Problem statement: Scan the entries below and extract each line with the word "Database" in it.

Task input:
--- START ---

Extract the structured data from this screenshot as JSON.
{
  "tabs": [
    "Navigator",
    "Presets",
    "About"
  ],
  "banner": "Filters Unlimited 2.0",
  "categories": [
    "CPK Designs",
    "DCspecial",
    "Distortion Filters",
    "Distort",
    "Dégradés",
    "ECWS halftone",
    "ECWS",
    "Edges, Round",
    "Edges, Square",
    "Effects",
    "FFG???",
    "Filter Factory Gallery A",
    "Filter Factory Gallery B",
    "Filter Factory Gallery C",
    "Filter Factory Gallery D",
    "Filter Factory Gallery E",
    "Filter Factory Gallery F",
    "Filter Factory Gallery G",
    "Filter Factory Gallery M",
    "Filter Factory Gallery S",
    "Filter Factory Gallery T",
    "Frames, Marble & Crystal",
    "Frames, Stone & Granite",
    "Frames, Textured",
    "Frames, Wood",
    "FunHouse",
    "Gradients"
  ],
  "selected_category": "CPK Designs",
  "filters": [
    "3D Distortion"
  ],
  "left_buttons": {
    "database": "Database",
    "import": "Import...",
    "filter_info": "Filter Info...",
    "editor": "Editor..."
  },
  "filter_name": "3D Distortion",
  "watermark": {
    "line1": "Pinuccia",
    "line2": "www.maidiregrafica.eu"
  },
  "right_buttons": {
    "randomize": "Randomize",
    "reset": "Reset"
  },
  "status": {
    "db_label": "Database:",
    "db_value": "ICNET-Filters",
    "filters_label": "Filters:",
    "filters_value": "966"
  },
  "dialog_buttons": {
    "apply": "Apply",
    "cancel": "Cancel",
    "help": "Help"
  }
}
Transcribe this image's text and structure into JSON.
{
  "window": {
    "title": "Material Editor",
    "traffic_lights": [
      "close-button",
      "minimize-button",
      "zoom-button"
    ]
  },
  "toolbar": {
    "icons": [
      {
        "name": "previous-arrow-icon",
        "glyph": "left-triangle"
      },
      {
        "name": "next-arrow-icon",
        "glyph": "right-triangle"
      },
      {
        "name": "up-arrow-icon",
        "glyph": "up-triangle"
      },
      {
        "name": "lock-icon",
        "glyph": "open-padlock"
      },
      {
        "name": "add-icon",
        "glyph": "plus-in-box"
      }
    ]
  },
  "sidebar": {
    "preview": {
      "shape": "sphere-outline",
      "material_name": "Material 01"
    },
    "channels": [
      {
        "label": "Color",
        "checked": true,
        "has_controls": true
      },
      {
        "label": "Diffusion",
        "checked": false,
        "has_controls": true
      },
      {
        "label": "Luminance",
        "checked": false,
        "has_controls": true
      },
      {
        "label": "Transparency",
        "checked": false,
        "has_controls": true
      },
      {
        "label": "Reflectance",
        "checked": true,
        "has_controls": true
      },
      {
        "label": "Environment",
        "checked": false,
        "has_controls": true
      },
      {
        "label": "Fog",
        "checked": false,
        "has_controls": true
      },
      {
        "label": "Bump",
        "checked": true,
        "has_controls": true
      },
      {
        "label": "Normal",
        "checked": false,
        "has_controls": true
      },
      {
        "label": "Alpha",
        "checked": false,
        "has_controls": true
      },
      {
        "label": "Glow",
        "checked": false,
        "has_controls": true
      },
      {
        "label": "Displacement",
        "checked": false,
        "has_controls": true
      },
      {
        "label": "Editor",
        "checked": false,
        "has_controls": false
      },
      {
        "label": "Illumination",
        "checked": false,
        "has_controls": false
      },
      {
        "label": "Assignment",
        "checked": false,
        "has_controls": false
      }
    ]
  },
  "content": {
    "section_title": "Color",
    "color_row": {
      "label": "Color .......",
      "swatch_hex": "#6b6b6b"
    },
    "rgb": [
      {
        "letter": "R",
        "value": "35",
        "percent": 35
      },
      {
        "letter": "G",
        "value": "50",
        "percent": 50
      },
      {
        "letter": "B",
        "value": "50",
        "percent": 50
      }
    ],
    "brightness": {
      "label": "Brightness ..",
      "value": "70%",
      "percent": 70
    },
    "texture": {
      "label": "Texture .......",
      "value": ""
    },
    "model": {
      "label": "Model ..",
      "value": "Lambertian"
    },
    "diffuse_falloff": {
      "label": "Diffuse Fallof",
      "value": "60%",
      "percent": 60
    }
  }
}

--- END ---

Reply:
    "database": "Database",
    "db_label": "Database:",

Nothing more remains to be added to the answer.